All of the records below need to be copied exactly.

(Stored records)
::::::::::
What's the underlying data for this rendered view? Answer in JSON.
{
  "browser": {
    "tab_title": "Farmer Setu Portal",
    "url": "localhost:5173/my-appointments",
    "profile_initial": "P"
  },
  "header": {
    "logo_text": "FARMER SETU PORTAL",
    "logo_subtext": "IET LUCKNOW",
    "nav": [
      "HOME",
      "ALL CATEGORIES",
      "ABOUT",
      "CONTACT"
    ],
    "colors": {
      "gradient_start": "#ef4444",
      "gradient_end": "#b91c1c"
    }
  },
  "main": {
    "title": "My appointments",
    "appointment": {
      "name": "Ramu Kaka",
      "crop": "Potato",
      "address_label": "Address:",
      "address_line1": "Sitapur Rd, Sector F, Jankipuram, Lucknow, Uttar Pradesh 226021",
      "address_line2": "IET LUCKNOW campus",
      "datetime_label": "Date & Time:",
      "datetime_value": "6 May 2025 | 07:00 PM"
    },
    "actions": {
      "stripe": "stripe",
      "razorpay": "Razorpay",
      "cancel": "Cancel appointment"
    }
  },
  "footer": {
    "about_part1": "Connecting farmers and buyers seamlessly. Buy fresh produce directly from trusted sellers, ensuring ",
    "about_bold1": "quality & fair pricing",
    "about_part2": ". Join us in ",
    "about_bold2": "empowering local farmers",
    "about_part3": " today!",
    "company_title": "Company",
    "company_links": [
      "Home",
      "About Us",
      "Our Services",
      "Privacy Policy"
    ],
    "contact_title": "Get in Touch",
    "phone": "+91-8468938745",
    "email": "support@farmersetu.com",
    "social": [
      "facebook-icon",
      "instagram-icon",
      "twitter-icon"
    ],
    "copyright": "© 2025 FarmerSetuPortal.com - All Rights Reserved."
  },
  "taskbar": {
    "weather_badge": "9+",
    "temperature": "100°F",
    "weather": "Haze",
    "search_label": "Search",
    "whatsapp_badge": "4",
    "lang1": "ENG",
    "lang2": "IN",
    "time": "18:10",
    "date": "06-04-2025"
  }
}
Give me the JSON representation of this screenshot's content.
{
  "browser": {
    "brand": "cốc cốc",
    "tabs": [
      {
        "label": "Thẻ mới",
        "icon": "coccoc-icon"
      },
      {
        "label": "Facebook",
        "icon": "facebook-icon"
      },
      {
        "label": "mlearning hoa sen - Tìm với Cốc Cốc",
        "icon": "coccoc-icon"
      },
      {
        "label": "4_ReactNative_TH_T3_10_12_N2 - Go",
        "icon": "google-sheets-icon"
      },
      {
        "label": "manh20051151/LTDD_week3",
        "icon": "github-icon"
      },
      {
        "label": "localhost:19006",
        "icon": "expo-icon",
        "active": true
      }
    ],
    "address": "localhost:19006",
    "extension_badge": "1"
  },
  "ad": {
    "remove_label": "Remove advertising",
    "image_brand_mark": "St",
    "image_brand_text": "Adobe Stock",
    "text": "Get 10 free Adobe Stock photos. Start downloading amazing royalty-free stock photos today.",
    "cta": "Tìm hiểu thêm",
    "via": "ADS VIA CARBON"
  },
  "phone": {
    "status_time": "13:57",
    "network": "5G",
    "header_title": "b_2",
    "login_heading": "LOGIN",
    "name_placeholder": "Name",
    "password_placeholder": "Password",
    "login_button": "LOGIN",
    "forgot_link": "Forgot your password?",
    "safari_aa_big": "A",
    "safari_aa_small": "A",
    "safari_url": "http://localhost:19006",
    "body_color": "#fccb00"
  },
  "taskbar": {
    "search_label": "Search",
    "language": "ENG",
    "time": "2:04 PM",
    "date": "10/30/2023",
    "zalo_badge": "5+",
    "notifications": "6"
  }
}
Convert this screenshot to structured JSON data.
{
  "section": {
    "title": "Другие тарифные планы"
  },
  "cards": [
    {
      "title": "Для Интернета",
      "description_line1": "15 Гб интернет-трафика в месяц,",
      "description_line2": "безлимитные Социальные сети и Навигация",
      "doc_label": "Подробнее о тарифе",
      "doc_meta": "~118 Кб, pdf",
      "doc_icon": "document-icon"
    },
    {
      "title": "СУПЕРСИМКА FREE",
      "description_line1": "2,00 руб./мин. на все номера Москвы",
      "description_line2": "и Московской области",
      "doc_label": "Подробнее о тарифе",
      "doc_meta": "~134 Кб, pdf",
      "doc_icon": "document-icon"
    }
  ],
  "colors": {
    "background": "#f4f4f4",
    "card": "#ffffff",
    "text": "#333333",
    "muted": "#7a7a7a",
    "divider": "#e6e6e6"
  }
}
::::::::::
▶ [Finished answer]:
What's the underlying data for this rendered view? Answer in JSON.
{
  "browser": {
    "tab_title": "Farmer Setu Portal",
    "url": "localhost:5173/my-appointments",
    "profile_initial": "P"
  },
  "header": {
    "logo_text": "FARMER SETU PORTAL",
    "logo_subtext": "IET LUCKNOW",
    "nav": [
      "HOME",
      "ALL CATEGORIES",
      "ABOUT",
      "CONTACT"
    ],
    "colors": {
      "gradient_start": "#ef4444",
      "gradient_end": "#b91c1c"
    }
  },
  "main": {
    "title": "My appointments",
    "appointment": {
      "name": "Ramu Kaka",
      "crop": "Potato",
      "address_label": "Address:",
      "address_line1": "Sitapur Rd, Sector F, Jankipuram, Lucknow, Uttar Pradesh 226021",
      "address_line2": "IET LUCKNOW campus",
      "datetime_label": "Date & Time:",
      "datetime_value": "6 May 2025 | 07:00 PM"
    },
    "actions": {
      "stripe": "stripe",
      "razorpay": "Razorpay",
      "cancel": "Cancel appointment"
    }
  },
  "footer": {
    "about_part1": "Connecting farmers and buyers seamlessly. Buy fresh produce directly from trusted sellers, ensuring ",
    "about_bold1": "quality & fair pricing",
    "about_part2": ". Join us in ",
    "about_bold2": "empowering local farmers",
    "about_part3": " today!",
    "company_title": "Company",
    "company_links": [
      "Home",
      "About Us",
      "Our Services",
      "Privacy Policy"
    ],
    "contact_title": "Get in Touch",
    "phone": "+91-8468938745",
    "email": "support@farmersetu.com",
    "social": [
      "facebook-icon",
      "instagram-icon",
      "twitter-icon"
    ],
    "copyright": "© 2025 FarmerSetuPortal.com - All Rights Reserved."
  },
  "taskbar": {
    "weather_badge": "9+",
    "temperature": "100°F",
    "weather": "Haze",
    "search_label": "Search",
    "whatsapp_badge": "4",
    "lang1": "ENG",
    "lang2": "IN",
    "time": "18:10",
    "date": "06-04-2025"
  }
}
Give me the JSON representation of this screenshot's content.
{
  "browser": {
    "brand": "cốc cốc",
    "tabs": [
      {
        "label": "Thẻ mới",
        "icon": "coccoc-icon"
      },
      {
        "label": "Facebook",
        "icon": "facebook-icon"
      },
      {
        "label": "mlearning hoa sen - Tìm với Cốc Cốc",
        "icon": "coccoc-icon"
      },
      {
        "label": "4_ReactNative_TH_T3_10_12_N2 - Go",
        "icon": "google-sheets-icon"
      },
      {
        "label": "manh20051151/LTDD_week3",
        "icon": "github-icon"
      },
      {
        "label": "localhost:19006",
        "icon": "expo-icon",
        "active": true
      }
    ],
    "address": "localhost:19006",
    "extension_badge": "1"
  },
  "ad": {
    "remove_label": "Remove advertising",
    "image_brand_mark": "St",
    "image_brand_text": "Adobe Stock",
    "text": "Get 10 free Adobe Stock photos. Start downloading amazing royalty-free stock photos today.",
    "cta": "Tìm hiểu thêm",
    "via": "ADS VIA CARBON"
  },
  "phone": {
    "status_time": "13:57",
    "network": "5G",
    "header_title": "b_2",
    "login_heading": "LOGIN",
    "name_placeholder": "Name",
    "password_placeholder": "Password",
    "login_button": "LOGIN",
    "forgot_link": "Forgot your password?",
    "safari_aa_big": "A",
    "safari_aa_small": "A",
    "safari_url": "http://localhost:19006",
    "body_color": "#fccb00"
  },
  "taskbar": {
    "search_label": "Search",
    "language": "ENG",
    "time": "2:04 PM",
    "date": "10/30/2023",
    "zalo_badge": "5+",
    "notifications": "6"
  }
}
Convert this screenshot to structured JSON data.
{
  "section": {
    "title": "Другие тарифные планы"
  },
  "cards": [
    {
      "title": "Для Интернета",
      "description_line1": "15 Гб интернет-трафика в месяц,",
      "description_line2": "безлимитные Социальные сети и Навигация",
      "doc_label": "Подробнее о тарифе",
      "doc_meta": "~118 Кб, pdf",
      "doc_icon": "document-icon"
    },
    {
      "title": "СУПЕРСИМКА FREE",
      "description_line1": "2,00 руб./мин. на все номера Москвы",
      "description_line2": "и Московской области",
      "doc_label": "Подробнее о тарифе",
      "doc_meta": "~134 Кб, pdf",
      "doc_icon": "document-icon"
    }
  ],
  "colors": {
    "background": "#f4f4f4",
    "card": "#ffffff",
    "text": "#333333",
    "muted": "#7a7a7a",
    "divider": "#e6e6e6"
  }
}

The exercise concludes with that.